WORK INSTRUCTIONS ▸ Provide an exact reproduction of every entry.

Dataset rows about figures ▸
++++

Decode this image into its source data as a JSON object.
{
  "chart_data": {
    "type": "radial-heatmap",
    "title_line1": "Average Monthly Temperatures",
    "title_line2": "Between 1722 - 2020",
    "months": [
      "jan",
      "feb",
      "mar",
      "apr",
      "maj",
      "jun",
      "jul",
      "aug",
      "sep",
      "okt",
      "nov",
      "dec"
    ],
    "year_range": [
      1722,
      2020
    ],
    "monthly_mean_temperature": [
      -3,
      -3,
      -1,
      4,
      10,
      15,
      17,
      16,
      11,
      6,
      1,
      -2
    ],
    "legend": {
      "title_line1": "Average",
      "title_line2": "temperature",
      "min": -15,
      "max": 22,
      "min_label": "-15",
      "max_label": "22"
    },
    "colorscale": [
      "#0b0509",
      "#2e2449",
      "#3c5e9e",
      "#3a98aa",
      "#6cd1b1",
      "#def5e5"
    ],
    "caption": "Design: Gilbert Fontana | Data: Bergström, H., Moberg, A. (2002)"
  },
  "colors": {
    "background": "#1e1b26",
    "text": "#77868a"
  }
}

++++

COMPLETED TASK ▸
Decode this image into its source data as a JSON object.
{
  "chart_data": {
    "type": "radial-heatmap",
    "title_line1": "Average Monthly Temperatures",
    "title_line2": "Between 1722 - 2020",
    "months": [
      "jan",
      "feb",
      "mar",
      "apr",
      "maj",
      "jun",
      "jul",
      "aug",
      "sep",
      "okt",
      "nov",
      "dec"
    ],
    "year_range": [
      1722,
      2020
    ],
    "monthly_mean_temperature": [
      -3,
      -3,
      -1,
      4,
      10,
      15,
      17,
      16,
      11,
      6,
      1,
      -2
    ],
    "legend": {
      "title_line1": "Average",
      "title_line2": "temperature",
      "min": -15,
      "max": 22,
      "min_label": "-15",
      "max_label": "22"
    },
    "colorscale": [
      "#0b0509",
      "#2e2449",
      "#3c5e9e",
      "#3a98aa",
      "#6cd1b1",
      "#def5e5"
    ],
    "caption": "Design: Gilbert Fontana | Data: Bergström, H., Moberg, A. (2002)"
  },
  "colors": {
    "background": "#1e1b26",
    "text": "#77868a"
  }
}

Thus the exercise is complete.